Some Penguin Classics look so darn elegant in their special anniversary editions, which certainly applies to the 50th anniversary reprint of The River Between, the lean and powerful 1965 debut novel by Kenyan author Ngugi wa Thiong’o, here presented with a new Introduction by Beasts of No Nation author Uzodinma Iweala and sporting a gorgeous cover photo by Nigel Pavitt, with the whole production opening with a “message” from Chinua Achebe welcoming the reader to the Penguin African Writers Series. This is the fourth of this author’s novels to join the Series (although it’s probably still to early for the induction of his 2006 masterpiece Wizard of the Crow).
Iweala’s Introduction is earnestly passionate, although reading offers the same kind of uphill struggle the reader faces on virtually every page of Beasts of No Nation: namely, it can be a trial to be lectured quite so sententiously by somebody who’s young enough to be my grandson (if a quick mental calculation is correct, our revered authority has only just crept out of his twenties). Penguin ran into this same problem a few years ago when they commissioned a teenager to write the Foreward to a John Steinbeck book, and things are only a little better here, with Iweala assuring us that Ngugi wa Thiong’o is a writer who’s “profoundly allergic to the simple” and lapsing quite often into lines like this:
It is not an easy text, primarily because it advocates abandoning many assumptions that the postcolonial African (which is to say every living African) has about the struggle for freedom and the institutions that structure everyday life.

------------------------

WHAT IS ASKED:
1) Check each statement against the review of The River Between and answer yes or no, quoting the words of the review that decide it. (a) The River Between was first published in 1965. (b) The cover photo of the anniversary reprint is by Uzodinma Iweala. (c) The River Between is the first of Ngugi wa Thiong’o’s novels to join the Penguin African Writers Series.
2) Sum up the review of The River Between in two sentences.
3) Write out the passage of the review of The River Between starting with "Some Penguin Classics" and going on through "of the Crow).", swapping "Series" for "Collection".

------------------------

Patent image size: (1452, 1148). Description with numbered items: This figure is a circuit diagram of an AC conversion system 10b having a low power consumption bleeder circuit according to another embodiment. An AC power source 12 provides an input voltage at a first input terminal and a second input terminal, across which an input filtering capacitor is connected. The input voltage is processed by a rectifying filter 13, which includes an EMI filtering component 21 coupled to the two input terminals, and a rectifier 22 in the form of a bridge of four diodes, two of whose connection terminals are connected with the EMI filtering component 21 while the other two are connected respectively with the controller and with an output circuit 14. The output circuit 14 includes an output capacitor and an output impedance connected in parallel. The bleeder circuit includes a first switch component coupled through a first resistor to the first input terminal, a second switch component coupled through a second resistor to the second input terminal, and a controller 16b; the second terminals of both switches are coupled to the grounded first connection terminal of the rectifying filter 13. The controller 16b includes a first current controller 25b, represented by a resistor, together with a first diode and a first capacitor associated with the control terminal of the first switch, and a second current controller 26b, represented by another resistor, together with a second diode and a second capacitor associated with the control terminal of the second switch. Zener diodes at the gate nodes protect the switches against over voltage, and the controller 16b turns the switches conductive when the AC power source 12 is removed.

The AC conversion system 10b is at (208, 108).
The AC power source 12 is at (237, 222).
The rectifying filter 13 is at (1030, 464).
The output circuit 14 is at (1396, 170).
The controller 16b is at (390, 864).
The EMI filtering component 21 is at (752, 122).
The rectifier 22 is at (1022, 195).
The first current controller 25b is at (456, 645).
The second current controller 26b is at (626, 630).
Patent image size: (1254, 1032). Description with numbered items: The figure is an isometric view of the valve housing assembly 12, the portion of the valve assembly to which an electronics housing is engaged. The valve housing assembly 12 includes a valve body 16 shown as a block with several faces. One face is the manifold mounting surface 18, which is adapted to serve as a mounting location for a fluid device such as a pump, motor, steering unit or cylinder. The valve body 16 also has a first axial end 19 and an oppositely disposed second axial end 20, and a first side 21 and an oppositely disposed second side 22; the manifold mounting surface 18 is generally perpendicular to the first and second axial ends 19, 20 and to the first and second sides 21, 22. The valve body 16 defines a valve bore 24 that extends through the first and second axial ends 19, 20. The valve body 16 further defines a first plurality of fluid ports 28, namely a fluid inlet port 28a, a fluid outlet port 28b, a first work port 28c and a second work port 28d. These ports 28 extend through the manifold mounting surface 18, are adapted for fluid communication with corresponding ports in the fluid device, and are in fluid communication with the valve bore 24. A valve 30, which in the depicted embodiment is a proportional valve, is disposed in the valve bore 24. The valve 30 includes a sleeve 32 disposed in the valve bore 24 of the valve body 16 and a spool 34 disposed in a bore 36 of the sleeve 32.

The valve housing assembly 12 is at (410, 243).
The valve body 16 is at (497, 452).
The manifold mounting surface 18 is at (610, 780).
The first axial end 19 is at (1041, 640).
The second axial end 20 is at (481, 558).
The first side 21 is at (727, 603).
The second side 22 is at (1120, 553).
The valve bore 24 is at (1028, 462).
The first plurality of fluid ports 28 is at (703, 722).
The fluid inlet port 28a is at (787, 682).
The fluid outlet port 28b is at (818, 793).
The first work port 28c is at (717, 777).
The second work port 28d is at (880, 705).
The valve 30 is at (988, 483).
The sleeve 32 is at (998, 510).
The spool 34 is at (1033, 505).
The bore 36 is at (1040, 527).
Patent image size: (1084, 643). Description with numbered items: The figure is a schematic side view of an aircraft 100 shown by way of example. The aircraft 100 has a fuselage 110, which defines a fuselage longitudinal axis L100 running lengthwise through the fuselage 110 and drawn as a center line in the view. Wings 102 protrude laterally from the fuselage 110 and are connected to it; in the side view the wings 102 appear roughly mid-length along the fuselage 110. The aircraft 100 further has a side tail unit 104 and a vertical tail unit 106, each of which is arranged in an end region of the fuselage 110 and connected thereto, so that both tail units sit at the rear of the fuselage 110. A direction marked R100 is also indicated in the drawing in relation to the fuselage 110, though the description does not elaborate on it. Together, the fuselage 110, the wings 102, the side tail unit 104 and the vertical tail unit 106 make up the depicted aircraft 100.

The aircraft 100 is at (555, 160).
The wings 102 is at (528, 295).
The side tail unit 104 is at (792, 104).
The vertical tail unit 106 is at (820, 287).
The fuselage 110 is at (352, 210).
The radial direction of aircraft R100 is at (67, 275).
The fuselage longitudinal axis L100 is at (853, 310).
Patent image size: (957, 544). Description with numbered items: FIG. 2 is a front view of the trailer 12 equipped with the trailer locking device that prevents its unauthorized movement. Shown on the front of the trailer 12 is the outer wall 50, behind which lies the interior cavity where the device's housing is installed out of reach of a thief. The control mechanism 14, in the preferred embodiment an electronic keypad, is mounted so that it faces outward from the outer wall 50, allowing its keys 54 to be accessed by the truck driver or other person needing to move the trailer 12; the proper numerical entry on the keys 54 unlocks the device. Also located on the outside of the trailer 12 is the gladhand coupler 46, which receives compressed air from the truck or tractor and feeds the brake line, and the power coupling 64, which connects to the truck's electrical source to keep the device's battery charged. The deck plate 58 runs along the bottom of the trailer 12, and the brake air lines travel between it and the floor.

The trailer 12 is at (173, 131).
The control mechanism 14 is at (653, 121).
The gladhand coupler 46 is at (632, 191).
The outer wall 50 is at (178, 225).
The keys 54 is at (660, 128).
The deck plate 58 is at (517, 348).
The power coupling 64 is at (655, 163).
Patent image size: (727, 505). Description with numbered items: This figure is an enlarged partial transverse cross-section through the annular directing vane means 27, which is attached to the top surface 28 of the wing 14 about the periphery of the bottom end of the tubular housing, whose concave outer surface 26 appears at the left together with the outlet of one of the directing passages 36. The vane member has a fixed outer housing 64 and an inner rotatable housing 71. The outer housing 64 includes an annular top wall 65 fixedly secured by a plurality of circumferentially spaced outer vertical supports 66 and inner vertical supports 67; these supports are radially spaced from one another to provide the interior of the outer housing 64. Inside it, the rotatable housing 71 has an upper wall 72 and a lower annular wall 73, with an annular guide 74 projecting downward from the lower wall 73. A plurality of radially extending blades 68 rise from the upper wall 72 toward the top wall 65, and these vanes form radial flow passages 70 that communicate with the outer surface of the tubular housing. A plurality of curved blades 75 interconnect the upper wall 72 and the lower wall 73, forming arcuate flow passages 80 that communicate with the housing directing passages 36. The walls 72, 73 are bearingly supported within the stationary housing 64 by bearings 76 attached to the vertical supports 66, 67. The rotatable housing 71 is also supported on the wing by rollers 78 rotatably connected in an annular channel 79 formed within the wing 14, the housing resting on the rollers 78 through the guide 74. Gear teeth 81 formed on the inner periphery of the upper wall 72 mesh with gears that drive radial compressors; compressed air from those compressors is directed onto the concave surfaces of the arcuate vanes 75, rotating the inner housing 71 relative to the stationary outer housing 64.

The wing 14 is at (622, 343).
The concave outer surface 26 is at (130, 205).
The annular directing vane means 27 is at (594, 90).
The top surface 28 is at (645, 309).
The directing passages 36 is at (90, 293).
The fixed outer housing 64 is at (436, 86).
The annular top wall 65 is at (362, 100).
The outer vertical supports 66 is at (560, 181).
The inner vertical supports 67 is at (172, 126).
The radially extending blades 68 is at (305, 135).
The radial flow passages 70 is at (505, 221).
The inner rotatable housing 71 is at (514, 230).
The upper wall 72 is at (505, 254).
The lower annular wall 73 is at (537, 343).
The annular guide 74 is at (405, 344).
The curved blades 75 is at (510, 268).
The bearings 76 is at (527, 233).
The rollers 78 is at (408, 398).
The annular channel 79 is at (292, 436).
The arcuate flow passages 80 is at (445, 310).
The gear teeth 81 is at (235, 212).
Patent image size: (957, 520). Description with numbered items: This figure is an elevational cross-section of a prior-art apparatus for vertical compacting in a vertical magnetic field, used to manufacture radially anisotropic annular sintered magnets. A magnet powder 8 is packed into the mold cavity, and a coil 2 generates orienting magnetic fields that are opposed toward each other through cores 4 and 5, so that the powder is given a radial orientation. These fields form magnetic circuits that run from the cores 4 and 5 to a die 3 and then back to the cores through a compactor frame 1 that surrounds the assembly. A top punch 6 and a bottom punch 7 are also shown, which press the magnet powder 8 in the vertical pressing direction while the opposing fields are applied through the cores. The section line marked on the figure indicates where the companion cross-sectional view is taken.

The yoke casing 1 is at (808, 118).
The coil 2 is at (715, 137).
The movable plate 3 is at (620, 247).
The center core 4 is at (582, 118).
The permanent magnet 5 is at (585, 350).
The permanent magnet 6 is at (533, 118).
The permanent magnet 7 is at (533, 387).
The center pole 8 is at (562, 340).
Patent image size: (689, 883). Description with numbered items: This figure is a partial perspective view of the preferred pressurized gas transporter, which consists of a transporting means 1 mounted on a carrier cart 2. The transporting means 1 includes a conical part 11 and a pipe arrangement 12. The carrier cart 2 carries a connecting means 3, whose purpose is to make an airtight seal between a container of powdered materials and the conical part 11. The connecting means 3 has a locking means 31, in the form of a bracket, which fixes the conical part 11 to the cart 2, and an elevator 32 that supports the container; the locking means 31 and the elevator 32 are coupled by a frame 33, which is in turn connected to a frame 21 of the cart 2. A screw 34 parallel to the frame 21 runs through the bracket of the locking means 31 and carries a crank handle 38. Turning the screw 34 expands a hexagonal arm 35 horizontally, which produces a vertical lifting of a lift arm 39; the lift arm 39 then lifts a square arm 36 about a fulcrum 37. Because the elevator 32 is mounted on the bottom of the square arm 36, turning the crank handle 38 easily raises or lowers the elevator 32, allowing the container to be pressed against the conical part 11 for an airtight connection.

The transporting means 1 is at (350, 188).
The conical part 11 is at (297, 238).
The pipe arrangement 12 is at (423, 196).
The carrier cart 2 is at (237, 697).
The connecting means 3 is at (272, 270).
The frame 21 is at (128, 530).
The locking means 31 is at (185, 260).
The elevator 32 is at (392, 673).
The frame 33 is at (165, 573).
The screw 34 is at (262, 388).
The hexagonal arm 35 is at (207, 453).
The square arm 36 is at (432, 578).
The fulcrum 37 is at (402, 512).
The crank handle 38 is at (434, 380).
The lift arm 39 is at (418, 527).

------------------------

EXPECTED RESULTS:
1)
(a) Yes: "the lean and powerful 1965 debut novel by Kenyan author Ngugi wa Thiong’o"
(b) No: "sporting a gorgeous cover photo by Nigel Pavitt"
(c) No: "This is the fourth of this author’s novels to join the Series"

2) The 50th anniversary Penguin Classics reprint of The River Between, Ngugi wa Thiong’o's 1965 debut novel, has a new Introduction by Uzodinma Iweala, a cover photo by Nigel Pavitt and an opening message from Chinua Achebe. The reviewer calls Iweala's Introduction earnestly passionate but finds it a trial to be lectured so sententiously by someone young enough to be the reviewer's grandson.

3)
Some Penguin Classics look so darn elegant in their special anniversary editions, which certainly applies to the 50th anniversary reprint of The River Between, the lean and powerful 1965 debut novel by Kenyan author Ngugi wa Thiong’o, here presented with a new Introduction by Beasts of No Nation author Uzodinma Iweala and sporting a gorgeous cover photo by Nigel Pavitt, with the whole production opening with a “message” from Chinua Achebe welcoming the reader to the Penguin African Writers Collection. This is the fourth of this author’s novels to join the Collection (although it’s probably still to early for the induction of his 2006 masterpiece Wizard of the Crow).